• _Given records_
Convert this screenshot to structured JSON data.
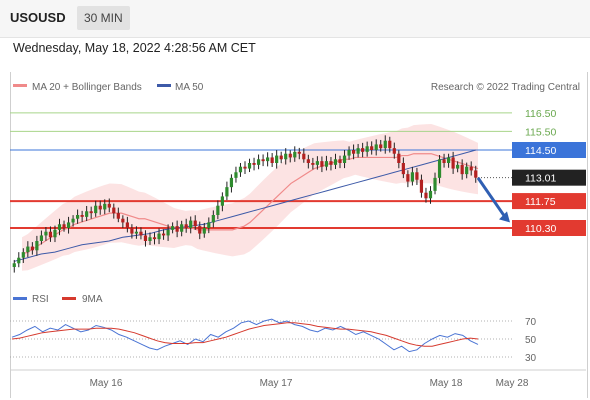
{
  "header": {
    "symbol": "USOUSD",
    "period": "30 MIN"
  },
  "datetime": "Wednesday, May 18, 2022 4:28:56 AM CET",
  "colors": {
    "ma20": "#f08a8a",
    "ma50": "#3d5aa8",
    "bollinger_fill": "#fbd9d9",
    "green_level": "#a8d58a",
    "blue_level": "#3b74d9",
    "red_level": "#e23a30",
    "current": "#222222",
    "up_candle": "#2e8b2e",
    "down_candle": "#b32020",
    "rsi": "#4a74d4",
    "rsi_ma": "#d63a2e",
    "arrow": "#2f5fb3"
  },
  "legend": {
    "ma20_label": "MA 20 + Bollinger Bands",
    "ma50_label": "MA 50",
    "credit": "Research © 2022 Trading Central"
  },
  "rsi_legend": {
    "rsi_label": "RSI",
    "ma_label": "9MA"
  },
  "chart_data": [
    {
      "type": "candlestick",
      "instrument": "USOUSD",
      "interval": "30 MIN",
      "ylim": [
        107.5,
        117.3
      ],
      "x_ticks": [
        "May 16",
        "May 17",
        "May 18",
        "May 28"
      ],
      "levels": [
        {
          "label": "116.50",
          "value": 116.5,
          "kind": "resistance",
          "color": "green"
        },
        {
          "label": "115.50",
          "value": 115.5,
          "kind": "resistance",
          "color": "green"
        },
        {
          "label": "114.50",
          "value": 114.5,
          "kind": "pivot",
          "color": "blue"
        },
        {
          "label": "113.01",
          "value": 113.01,
          "kind": "last_price",
          "color": "black"
        },
        {
          "label": "111.75",
          "value": 111.75,
          "kind": "support",
          "color": "red"
        },
        {
          "label": "110.30",
          "value": 110.3,
          "kind": "support",
          "color": "red"
        }
      ],
      "close_series": [
        108.4,
        108.7,
        109.0,
        109.3,
        109.1,
        109.6,
        109.9,
        110.1,
        109.8,
        110.2,
        110.5,
        110.3,
        110.6,
        110.8,
        111.0,
        110.9,
        111.2,
        111.1,
        111.5,
        111.3,
        111.6,
        111.4,
        111.1,
        110.8,
        110.6,
        110.3,
        110.0,
        110.1,
        109.9,
        109.6,
        109.8,
        109.7,
        110.0,
        109.9,
        110.2,
        110.4,
        110.1,
        110.5,
        110.3,
        110.7,
        110.4,
        110.0,
        110.3,
        110.6,
        111.0,
        111.5,
        112.0,
        112.5,
        113.0,
        113.3,
        113.6,
        113.5,
        113.8,
        113.7,
        114.0,
        113.9,
        114.1,
        113.8,
        114.2,
        114.0,
        114.3,
        114.1,
        114.4,
        114.3,
        114.0,
        113.8,
        113.7,
        113.9,
        113.6,
        113.9,
        113.7,
        114.0,
        113.8,
        114.2,
        114.5,
        114.3,
        114.6,
        114.4,
        114.7,
        114.5,
        114.8,
        114.6,
        115.0,
        114.6,
        114.3,
        113.8,
        113.2,
        112.8,
        113.3,
        112.9,
        112.2,
        111.9,
        112.3,
        113.0,
        114.0,
        113.8,
        114.1,
        113.5,
        113.7,
        113.2,
        113.6,
        113.4,
        113.01
      ],
      "ma20_series": [
        108.9,
        109.0,
        109.2,
        109.4,
        109.6,
        109.8,
        110.0,
        110.2,
        110.3,
        110.5,
        110.6,
        110.7,
        110.8,
        110.9,
        111.0,
        111.1,
        111.1,
        111.1,
        111.0,
        110.9,
        110.8,
        110.8,
        110.7,
        110.6,
        110.5,
        110.4,
        110.3,
        110.3,
        110.3,
        110.3,
        110.2,
        110.2,
        110.2,
        110.2,
        110.2,
        110.2,
        110.2,
        110.3,
        110.4,
        110.6,
        110.9,
        111.2,
        111.5,
        111.8,
        112.1,
        112.4,
        112.7,
        112.9,
        113.1,
        113.3,
        113.5,
        113.6,
        113.7,
        113.8,
        113.9,
        114.0,
        114.0,
        114.1,
        114.1,
        114.1,
        114.1,
        114.1,
        114.1,
        114.1,
        114.1,
        114.2,
        114.2,
        114.3,
        114.3,
        114.3,
        114.3,
        114.2,
        114.1,
        114.0,
        113.9,
        113.8,
        113.7,
        113.6,
        113.5
      ],
      "ma50_series": [
        108.5,
        108.7,
        108.9,
        109.0,
        109.2,
        109.4,
        109.5,
        109.6,
        109.8,
        109.9,
        110.0,
        110.2,
        110.3,
        110.4,
        110.5,
        110.7,
        110.9,
        111.1,
        111.3,
        111.5,
        111.7,
        111.9,
        112.1,
        112.3,
        112.5,
        112.7,
        112.9,
        113.1,
        113.3,
        113.5,
        113.7,
        113.9,
        114.1,
        114.3,
        114.5
      ]
    },
    {
      "type": "line",
      "indicator": "RSI",
      "y_ticks": [
        "70",
        "50",
        "30"
      ],
      "ylim": [
        20,
        80
      ],
      "series": [
        {
          "name": "RSI",
          "values": [
            52,
            55,
            60,
            64,
            58,
            62,
            60,
            66,
            62,
            58,
            60,
            65,
            63,
            60,
            55,
            52,
            48,
            44,
            40,
            38,
            42,
            45,
            48,
            44,
            50,
            47,
            55,
            52,
            58,
            62,
            68,
            70,
            66,
            70,
            72,
            68,
            70,
            66,
            64,
            60,
            58,
            62,
            60,
            64,
            60,
            55,
            58,
            54,
            50,
            44,
            38,
            42,
            36,
            38,
            45,
            50,
            54,
            52,
            56,
            54,
            48,
            44
          ]
        },
        {
          "name": "9MA",
          "values": [
            50,
            51,
            53,
            55,
            57,
            58,
            59,
            60,
            61,
            61,
            61,
            62,
            62,
            62,
            61,
            59,
            57,
            54,
            51,
            48,
            46,
            45,
            45,
            45,
            46,
            46,
            48,
            50,
            52,
            55,
            58,
            61,
            63,
            65,
            66,
            67,
            68,
            68,
            67,
            66,
            64,
            63,
            62,
            61,
            61,
            60,
            59,
            58,
            56,
            54,
            51,
            48,
            45,
            43,
            42,
            42,
            44,
            46,
            48,
            50,
            51,
            50
          ]
        }
      ]
    }
  ]
}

• _What the exercise asks_
Omitting all images, print the listing exactly.

• _Reply to the exercise_
Convert this screenshot to structured JSON data.
{
  "header": {
    "symbol": "USOUSD",
    "period": "30 MIN"
  },
  "datetime": "Wednesday, May 18, 2022 4:28:56 AM CET",
  "colors": {
    "ma20": "#f08a8a",
    "ma50": "#3d5aa8",
    "bollinger_fill": "#fbd9d9",
    "green_level": "#a8d58a",
    "blue_level": "#3b74d9",
    "red_level": "#e23a30",
    "current": "#222222",
    "up_candle": "#2e8b2e",
    "down_candle": "#b32020",
    "rsi": "#4a74d4",
    "rsi_ma": "#d63a2e",
    "arrow": "#2f5fb3"
  },
  "legend": {
    "ma20_label": "MA 20 + Bollinger Bands",
    "ma50_label": "MA 50",
    "credit": "Research © 2022 Trading Central"
  },
  "rsi_legend": {
    "rsi_label": "RSI",
    "ma_label": "9MA"
  },
  "chart_data": [
    {
      "type": "candlestick",
      "instrument": "USOUSD",
      "interval": "30 MIN",
      "ylim": [
        107.5,
        117.3
      ],
      "x_ticks": [
        "May 16",
        "May 17",
        "May 18",
        "May 28"
      ],
      "levels": [
        {
          "label": "116.50",
          "value": 116.5,
          "kind": "resistance",
          "color": "green"
        },
        {
          "label": "115.50",
          "value": 115.5,
          "kind": "resistance",
          "color": "green"
        },
        {
          "label": "114.50",
          "value": 114.5,
          "kind": "pivot",
          "color": "blue"
        },
        {
          "label": "113.01",
          "value": 113.01,
          "kind": "last_price",
          "color": "black"
        },
        {
          "label": "111.75",
          "value": 111.75,
          "kind": "support",
          "color": "red"
        },
        {
          "label": "110.30",
          "value": 110.3,
          "kind": "support",
          "color": "red"
        }
      ],
      "close_series": [
        108.4,
        108.7,
        109.0,
        109.3,
        109.1,
        109.6,
        109.9,
        110.1,
        109.8,
        110.2,
        110.5,
        110.3,
        110.6,
        110.8,
        111.0,
        110.9,
        111.2,
        111.1,
        111.5,
        111.3,
        111.6,
        111.4,
        111.1,
        110.8,
        110.6,
        110.3,
        110.0,
        110.1,
        109.9,
        109.6,
        109.8,
        109.7,
        110.0,
        109.9,
        110.2,
        110.4,
        110.1,
        110.5,
        110.3,
        110.7,
        110.4,
        110.0,
        110.3,
        110.6,
        111.0,
        111.5,
        112.0,
        112.5,
        113.0,
        113.3,
        113.6,
        113.5,
        113.8,
        113.7,
        114.0,
        113.9,
        114.1,
        113.8,
        114.2,
        114.0,
        114.3,
        114.1,
        114.4,
        114.3,
        114.0,
        113.8,
        113.7,
        113.9,
        113.6,
        113.9,
        113.7,
        114.0,
        113.8,
        114.2,
        114.5,
        114.3,
        114.6,
        114.4,
        114.7,
        114.5,
        114.8,
        114.6,
        115.0,
        114.6,
        114.3,
        113.8,
        113.2,
        112.8,
        113.3,
        112.9,
        112.2,
        111.9,
        112.3,
        113.0,
        114.0,
        113.8,
        114.1,
        113.5,
        113.7,
        113.2,
        113.6,
        113.4,
        113.01
      ],
      "ma20_series": [
        108.9,
        109.0,
        109.2,
        109.4,
        109.6,
        109.8,
        110.0,
        110.2,
        110.3,
        110.5,
        110.6,
        110.7,
        110.8,
        110.9,
        111.0,
        111.1,
        111.1,
        111.1,
        111.0,
        110.9,
        110.8,
        110.8,
        110.7,
        110.6,
        110.5,
        110.4,
        110.3,
        110.3,
        110.3,
        110.3,
        110.2,
        110.2,
        110.2,
        110.2,
        110.2,
        110.2,
        110.2,
        110.3,
        110.4,
        110.6,
        110.9,
        111.2,
        111.5,
        111.8,
        112.1,
        112.4,
        112.7,
        112.9,
        113.1,
        113.3,
        113.5,
        113.6,
        113.7,
        113.8,
        113.9,
        114.0,
        114.0,
        114.1,
        114.1,
        114.1,
        114.1,
        114.1,
        114.1,
        114.1,
        114.1,
        114.2,
        114.2,
        114.3,
        114.3,
        114.3,
        114.3,
        114.2,
        114.1,
        114.0,
        113.9,
        113.8,
        113.7,
        113.6,
        113.5
      ],
      "ma50_series": [
        108.5,
        108.7,
        108.9,
        109.0,
        109.2,
        109.4,
        109.5,
        109.6,
        109.8,
        109.9,
        110.0,
        110.2,
        110.3,
        110.4,
        110.5,
        110.7,
        110.9,
        111.1,
        111.3,
        111.5,
        111.7,
        111.9,
        112.1,
        112.3,
        112.5,
        112.7,
        112.9,
        113.1,
        113.3,
        113.5,
        113.7,
        113.9,
        114.1,
        114.3,
        114.5
      ]
    },
    {
      "type": "line",
      "indicator": "RSI",
      "y_ticks": [
        "70",
        "50",
        "30"
      ],
      "ylim": [
        20,
        80
      ],
      "series": [
        {
          "name": "RSI",
          "values": [
            52,
            55,
            60,
            64,
            58,
            62,
            60,
            66,
            62,
            58,
            60,
            65,
            63,
            60,
            55,
            52,
            48,
            44,
            40,
            38,
            42,
            45,
            48,
            44,
            50,
            47,
            55,
            52,
            58,
            62,
            68,
            70,
            66,
            70,
            72,
            68,
            70,
            66,
            64,
            60,
            58,
            62,
            60,
            64,
            60,
            55,
            58,
            54,
            50,
            44,
            38,
            42,
            36,
            38,
            45,
            50,
            54,
            52,
            56,
            54,
            48,
            44
          ]
        },
        {
          "name": "9MA",
          "values": [
            50,
            51,
            53,
            55,
            57,
            58,
            59,
            60,
            61,
            61,
            61,
            62,
            62,
            62,
            61,
            59,
            57,
            54,
            51,
            48,
            46,
            45,
            45,
            45,
            46,
            46,
            48,
            50,
            52,
            55,
            58,
            61,
            63,
            65,
            66,
            67,
            68,
            68,
            67,
            66,
            64,
            63,
            62,
            61,
            61,
            60,
            59,
            58,
            56,
            54,
            51,
            48,
            45,
            43,
            42,
            42,
            44,
            46,
            48,
            50,
            51,
            50
          ]
        }
      ]
    }
  ]
}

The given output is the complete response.